-- DO THIS --
Repeat each entry exactly and drop the pictures.

Figure contents as structured data:

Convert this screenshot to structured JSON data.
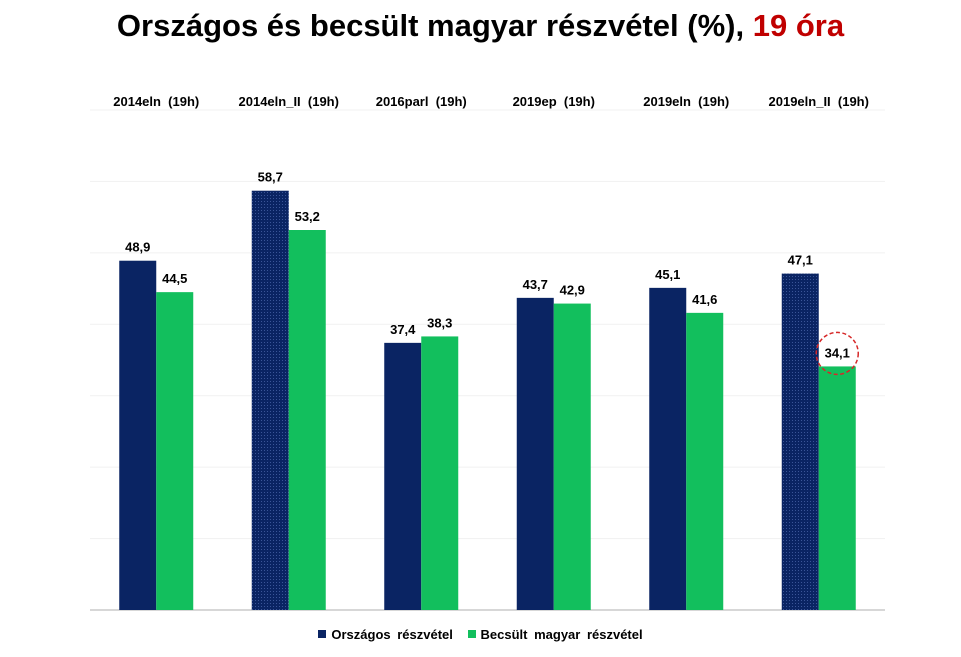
{
  "title": {
    "main": "Országos és becsült magyar részvétel (%),",
    "highlight": "19 óra"
  },
  "colors": {
    "series1": "#0a2463",
    "series2": "#12bf5d",
    "highlight_text": "#c00000",
    "circle": "#d62828"
  },
  "chart_data": {
    "type": "bar",
    "categories": [
      "2014eln (19h)",
      "2014eln_II (19h)",
      "2016parl (19h)",
      "2019ep (19h)",
      "2019eln (19h)",
      "2019eln_II (19h)"
    ],
    "series": [
      {
        "name": "Országos részvétel",
        "values": [
          48.9,
          58.7,
          37.4,
          43.7,
          45.1,
          47.1
        ],
        "labels": [
          "48,9",
          "58,7",
          "37,4",
          "43,7",
          "45,1",
          "47,1"
        ]
      },
      {
        "name": "Becsült magyar részvétel",
        "values": [
          44.5,
          53.2,
          38.3,
          42.9,
          41.6,
          34.1
        ],
        "labels": [
          "44,5",
          "53,2",
          "38,3",
          "42,9",
          "41,6",
          "34,1"
        ]
      }
    ],
    "ylim": [
      0,
      70
    ],
    "legend_position": "bottom",
    "category_labels_position": "top",
    "highlighted": {
      "series": 1,
      "category": 5
    },
    "patterned_series1_categories": [
      1,
      5
    ],
    "grid": true
  },
  "legend": {
    "items": [
      {
        "label": "Országos részvétel"
      },
      {
        "label": "Becsült magyar részvétel"
      }
    ]
  }
}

-- TASK RESULT --
Convert this screenshot to structured JSON data.
{
  "title": {
    "main": "Országos és becsült magyar részvétel (%),",
    "highlight": "19 óra"
  },
  "colors": {
    "series1": "#0a2463",
    "series2": "#12bf5d",
    "highlight_text": "#c00000",
    "circle": "#d62828"
  },
  "chart_data": {
    "type": "bar",
    "categories": [
      "2014eln (19h)",
      "2014eln_II (19h)",
      "2016parl (19h)",
      "2019ep (19h)",
      "2019eln (19h)",
      "2019eln_II (19h)"
    ],
    "series": [
      {
        "name": "Országos részvétel",
        "values": [
          48.9,
          58.7,
          37.4,
          43.7,
          45.1,
          47.1
        ],
        "labels": [
          "48,9",
          "58,7",
          "37,4",
          "43,7",
          "45,1",
          "47,1"
        ]
      },
      {
        "name": "Becsült magyar részvétel",
        "values": [
          44.5,
          53.2,
          38.3,
          42.9,
          41.6,
          34.1
        ],
        "labels": [
          "44,5",
          "53,2",
          "38,3",
          "42,9",
          "41,6",
          "34,1"
        ]
      }
    ],
    "ylim": [
      0,
      70
    ],
    "legend_position": "bottom",
    "category_labels_position": "top",
    "highlighted": {
      "series": 1,
      "category": 5
    },
    "patterned_series1_categories": [
      1,
      5
    ],
    "grid": true
  },
  "legend": {
    "items": [
      {
        "label": "Országos részvétel"
      },
      {
        "label": "Becsült magyar részvétel"
      }
    ]
  }
}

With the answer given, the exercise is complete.